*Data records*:
+--

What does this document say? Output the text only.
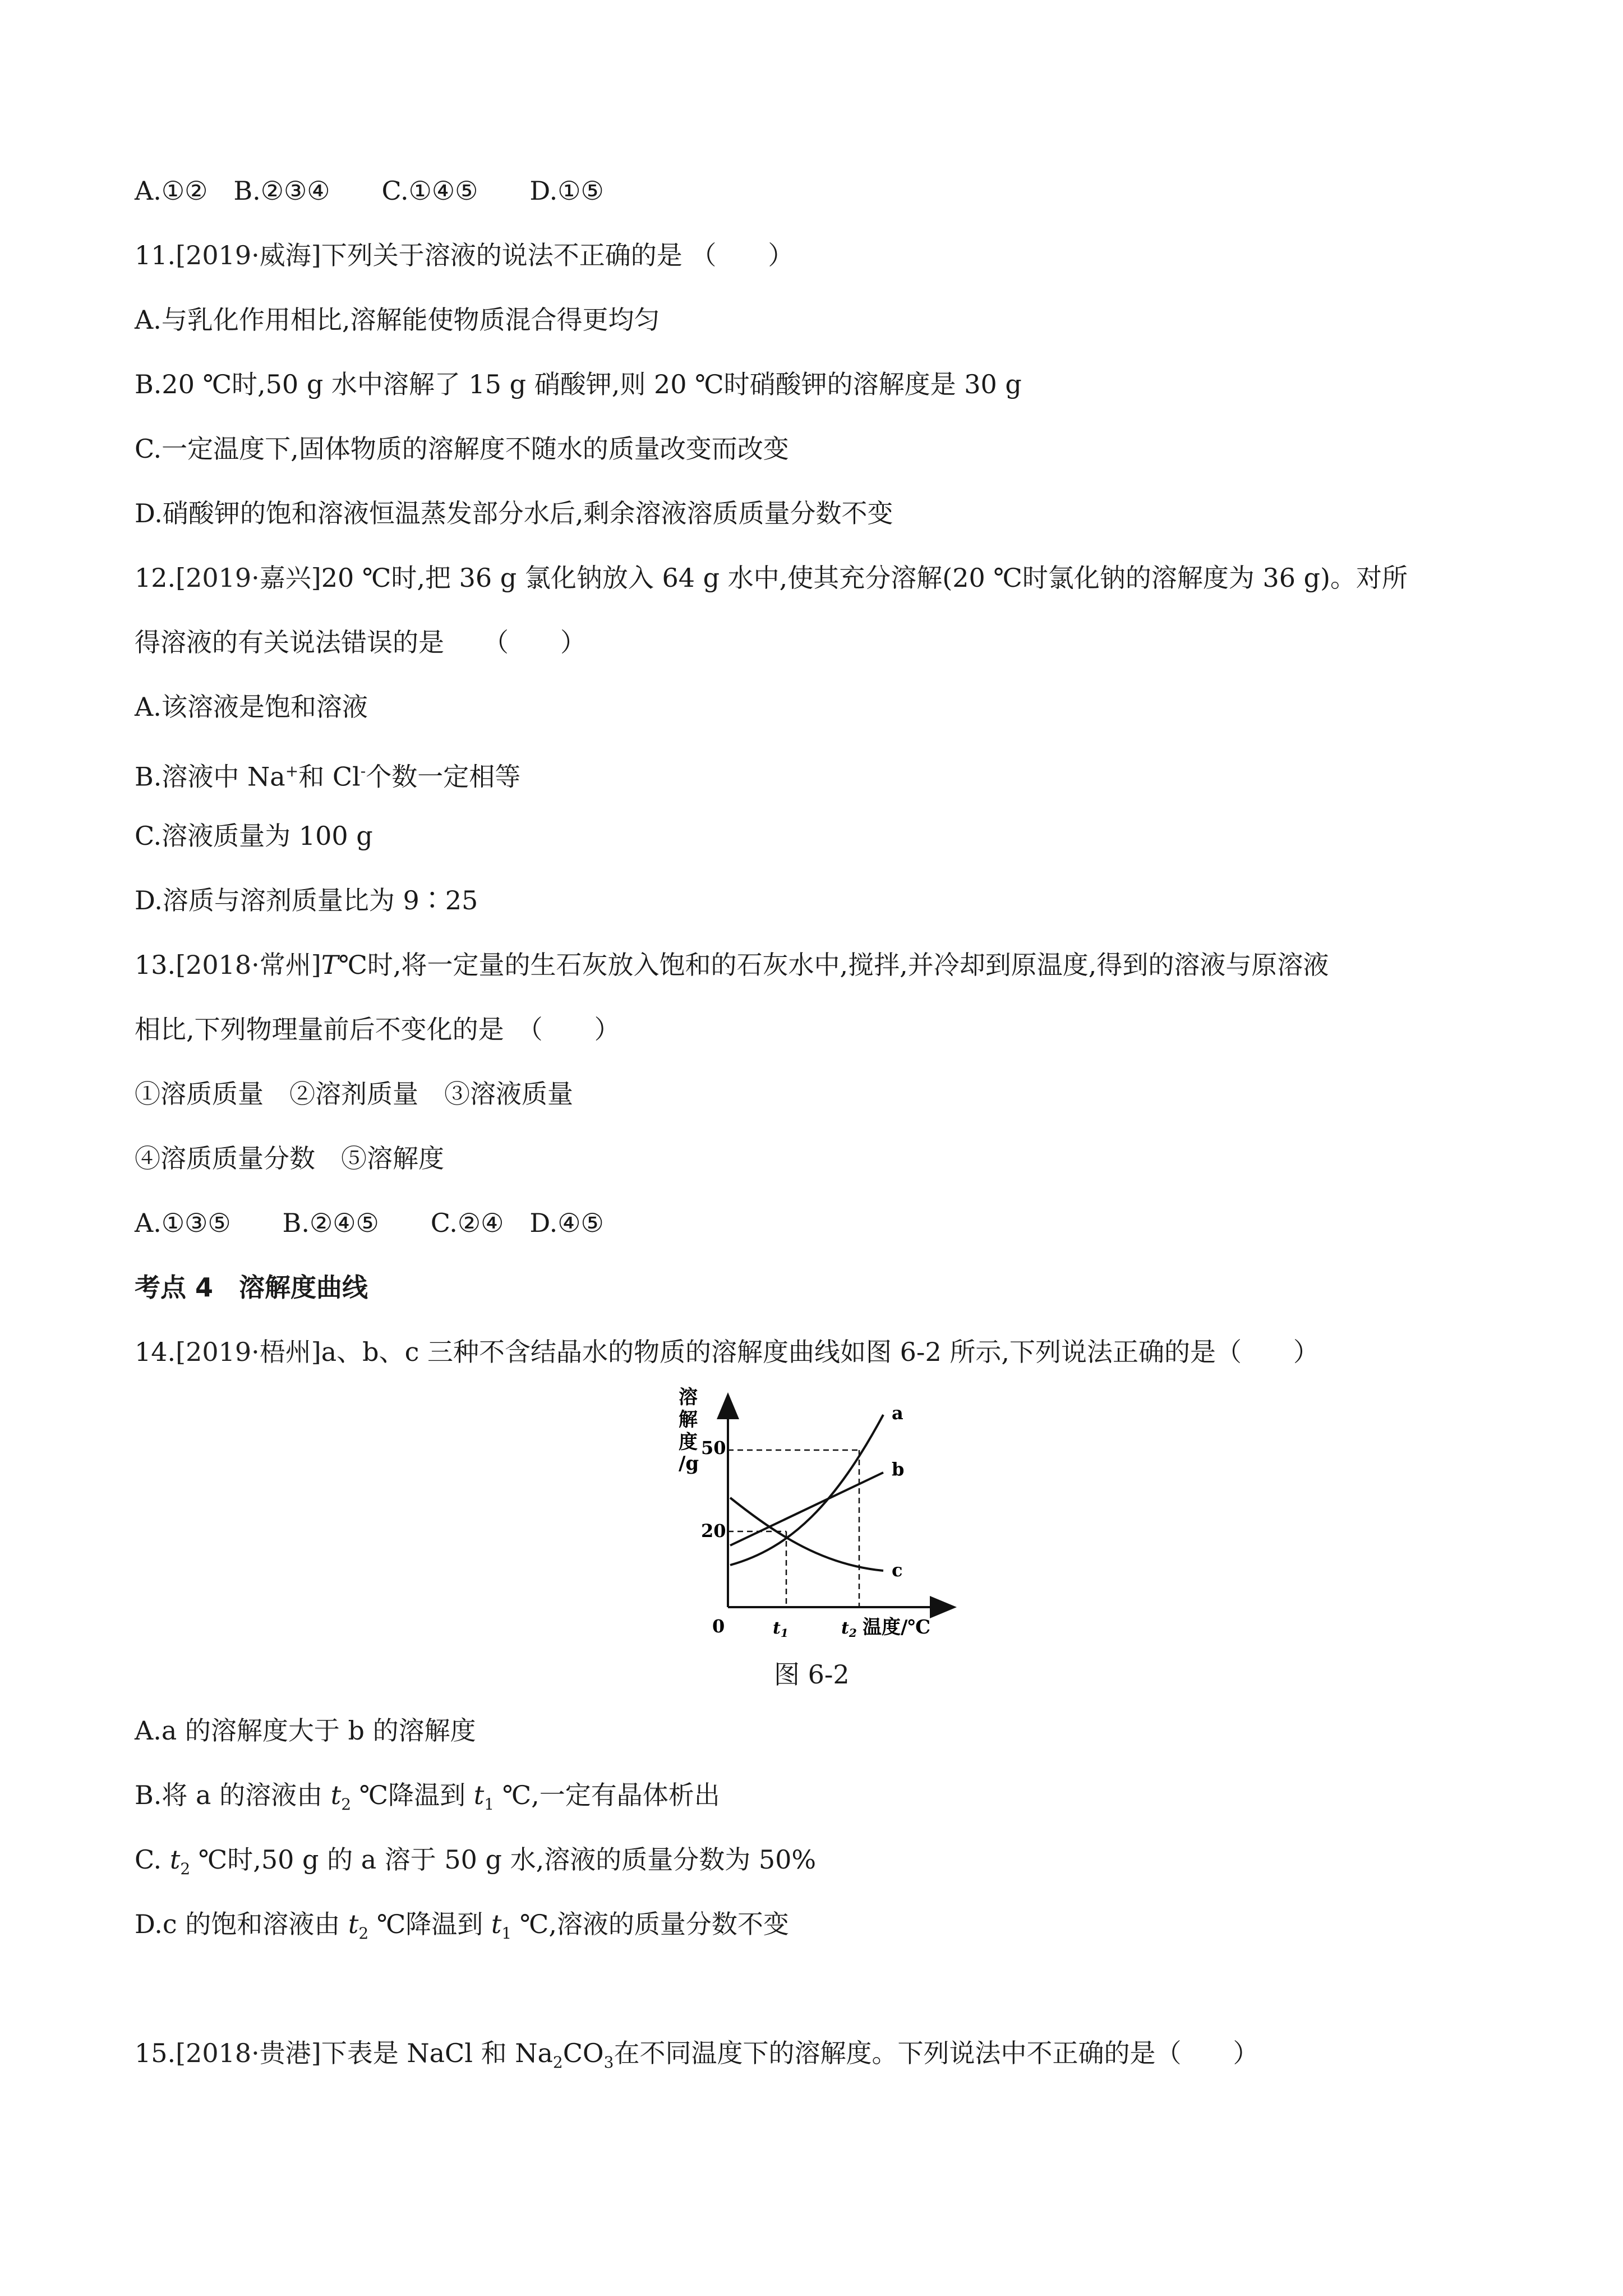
A.①②　B.②③④　　C.①④⑤　　D.①⑤
11.[2019·威海]下列关于溶液的说法不正确的是 （　　）
A.与乳化作用相比,溶解能使物质混合得更均匀
B.20 ℃时,50 g 水中溶解了 15 g 硝酸钾,则 20 ℃时硝酸钾的溶解度是 30 g
C.一定温度下,固体物质的溶解度不随水的质量改变而改变
D.硝酸钾的饱和溶液恒温蒸发部分水后,剩余溶液溶质质量分数不变
12.[2019·嘉兴]20 ℃时,把 36 g 氯化钠放入 64 g 水中,使其充分溶解(20 ℃时氯化钠的溶解度为 36 g)。对所
得溶液的有关说法错误的是　　（　　）
A.该溶液是饱和溶液
B.溶液中 Na+和 Cl-个数一定相等
C.溶液质量为 100 g
D.溶质与溶剂质量比为 9∶25
13.[2018·常州]T℃时,将一定量的生石灰放入饱和的石灰水中,搅拌,并冷却到原温度,得到的溶液与原溶液
相比,下列物理量前后不变化的是　（　　）
①溶质质量　②溶剂质量　③溶液质量
④溶质质量分数　⑤溶解度
A.①③⑤　　B.②④⑤　　C.②④　D.④⑤
考点 4　溶解度曲线
14.[2019·梧州]a、b、c 三种不含结晶水的物质的溶解度曲线如图 6-2 所示,下列说法正确的是（　　）
溶
解
度
/g
50
20
0	$t_1$	$t_2$ 温度/℃
a
b
c
图 6-2
A.a 的溶解度大于 b 的溶解度
B.将 a 的溶液由 $t_2$ ℃降温到 $t_1$ ℃,一定有晶体析出
C. $t_2$ ℃时,50 g 的 a 溶于 50 g 水,溶液的质量分数为 50%
D.c 的饱和溶液由 $t_2$ ℃降温到 $t_1$ ℃,溶液的质量分数不变
15.[2018·贵港]下表是 NaCl 和 $Na_2CO_3$在不同温度下的溶解度。下列说法中不正确的是（　　）
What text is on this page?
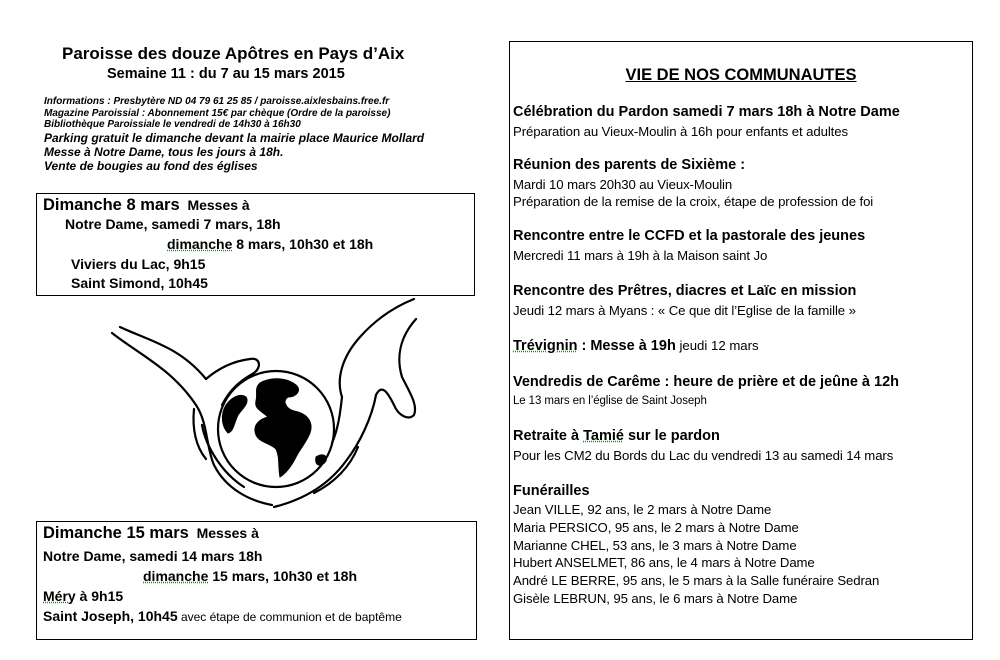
Paroisse des douze Apôtres en Pays d’Aix
Semaine 11 : du 7 au 15 mars 2015
Informations : Presbytère ND 04 79 61 25 85 / paroisse.aixlesbains.free.fr
Magazine Paroissial : Abonnement 15€ par chèque (Ordre de la paroisse)
Bibliothèque Paroissiale le vendredi de 14h30 à 16h30
Parking gratuit le dimanche devant la mairie place Maurice Mollard
Messe à Notre Dame, tous les jours à 18h.
Vente de bougies au fond des églises
Dimanche 8 mars Messes à
Notre Dame, samedi 7 mars, 18h
dimanche 8 mars, 10h30 et 18h
Viviers du Lac, 9h15
Saint Simond, 10h45
Dimanche 15 mars Messes à
Notre Dame, samedi 14 mars 18h
dimanche 15 mars, 10h30 et 18h
Méry à 9h15
Saint Joseph, 10h45 avec étape de communion et de baptême
VIE DE NOS COMMUNAUTES
Célébration du Pardon samedi 7 mars 18h à Notre Dame
Préparation au Vieux-Moulin à 16h pour enfants et adultes
Réunion des parents de Sixième :
Mardi 10 mars 20h30 au Vieux-Moulin
Préparation de la remise de la croix, étape de profession de foi
Rencontre entre le CCFD et la pastorale des jeunes
Mercredi 11 mars à 19h à la Maison saint Jo
Rencontre des Prêtres, diacres et Laïc en mission
Jeudi 12 mars à Myans : « Ce que dit l’Eglise de la famille »
Trévignin : Messe à 19h jeudi 12 mars
Vendredis de Carême : heure de prière et de jeûne à 12h
Le 13 mars en l’église de Saint Joseph
Retraite à Tamié sur le pardon
Pour les CM2 du Bords du Lac du vendredi 13 au samedi 14 mars
Funérailles
Jean VILLE, 92 ans, le 2 mars à Notre Dame
Maria PERSICO, 95 ans, le 2 mars à Notre Dame
Marianne CHEL, 53 ans, le 3 mars à Notre Dame
Hubert ANSELMET, 86 ans, le 4 mars à Notre Dame
André LE BERRE, 95 ans, le 5 mars à la Salle funéraire Sedran
Gisèle LEBRUN, 95 ans, le 6 mars à Notre Dame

+--

*Directive*: Give back all entries exactly. No pictures belong in the copy.

*Solution to this problem*:
What does this document say? Output the text only.
A.①②　B.②③④　　C.①④⑤　　D.①⑤
11.[2019·威海]下列关于溶液的说法不正确的是 （　　）
A.与乳化作用相比,溶解能使物质混合得更均匀
B.20 ℃时,50 g 水中溶解了 15 g 硝酸钾,则 20 ℃时硝酸钾的溶解度是 30 g
C.一定温度下,固体物质的溶解度不随水的质量改变而改变
D.硝酸钾的饱和溶液恒温蒸发部分水后,剩余溶液溶质质量分数不变
12.[2019·嘉兴]20 ℃时,把 36 g 氯化钠放入 64 g 水中,使其充分溶解(20 ℃时氯化钠的溶解度为 36 g)。对所
得溶液的有关说法错误的是　　（　　）
A.该溶液是饱和溶液
B.溶液中 Na+和 Cl-个数一定相等
C.溶液质量为 100 g
D.溶质与溶剂质量比为 9∶25
13.[2018·常州]T℃时,将一定量的生石灰放入饱和的石灰水中,搅拌,并冷却到原温度,得到的溶液与原溶液
相比,下列物理量前后不变化的是　（　　）
①溶质质量　②溶剂质量　③溶液质量
④溶质质量分数　⑤溶解度
A.①③⑤　　B.②④⑤　　C.②④　D.④⑤
考点 4　溶解度曲线
14.[2019·梧州]a、b、c 三种不含结晶水的物质的溶解度曲线如图 6-2 所示,下列说法正确的是（　　）
溶
解
度
/g
50
20
0	$t_1$	$t_2$ 温度/℃
a
b
c
图 6-2
A.a 的溶解度大于 b 的溶解度
B.将 a 的溶液由 $t_2$ ℃降温到 $t_1$ ℃,一定有晶体析出
C. $t_2$ ℃时,50 g 的 a 溶于 50 g 水,溶液的质量分数为 50%
D.c 的饱和溶液由 $t_2$ ℃降温到 $t_1$ ℃,溶液的质量分数不变
15.[2018·贵港]下表是 NaCl 和 $Na_2CO_3$在不同温度下的溶解度。下列说法中不正确的是（　　）
What text is on this page?
Paroisse des douze Apôtres en Pays d’Aix
Semaine 11 : du 7 au 15 mars 2015
Informations : Presbytère ND 04 79 61 25 85 / paroisse.aixlesbains.free.fr
Magazine Paroissial : Abonnement 15€ par chèque (Ordre de la paroisse)
Bibliothèque Paroissiale le vendredi de 14h30 à 16h30
Parking gratuit le dimanche devant la mairie place Maurice Mollard
Messe à Notre Dame, tous les jours à 18h.
Vente de bougies au fond des églises
Dimanche 8 mars Messes à
Notre Dame, samedi 7 mars, 18h
dimanche 8 mars, 10h30 et 18h
Viviers du Lac, 9h15
Saint Simond, 10h45
Dimanche 15 mars Messes à
Notre Dame, samedi 14 mars 18h
dimanche 15 mars, 10h30 et 18h
Méry à 9h15
Saint Joseph, 10h45 avec étape de communion et de baptême
VIE DE NOS COMMUNAUTES
Célébration du Pardon samedi 7 mars 18h à Notre Dame
Préparation au Vieux-Moulin à 16h pour enfants et adultes
Réunion des parents de Sixième :
Mardi 10 mars 20h30 au Vieux-Moulin
Préparation de la remise de la croix, étape de profession de foi
Rencontre entre le CCFD et la pastorale des jeunes
Mercredi 11 mars à 19h à la Maison saint Jo
Rencontre des Prêtres, diacres et Laïc en mission
Jeudi 12 mars à Myans : « Ce que dit l’Eglise de la famille »
Trévignin : Messe à 19h jeudi 12 mars
Vendredis de Carême : heure de prière et de jeûne à 12h
Le 13 mars en l’église de Saint Joseph
Retraite à Tamié sur le pardon
Pour les CM2 du Bords du Lac du vendredi 13 au samedi 14 mars
Funérailles
Jean VILLE, 92 ans, le 2 mars à Notre Dame
Maria PERSICO, 95 ans, le 2 mars à Notre Dame
Marianne CHEL, 53 ans, le 3 mars à Notre Dame
Hubert ANSELMET, 86 ans, le 4 mars à Notre Dame
André LE BERRE, 95 ans, le 5 mars à la Salle funéraire Sedran
Gisèle LEBRUN, 95 ans, le 6 mars à Notre Dame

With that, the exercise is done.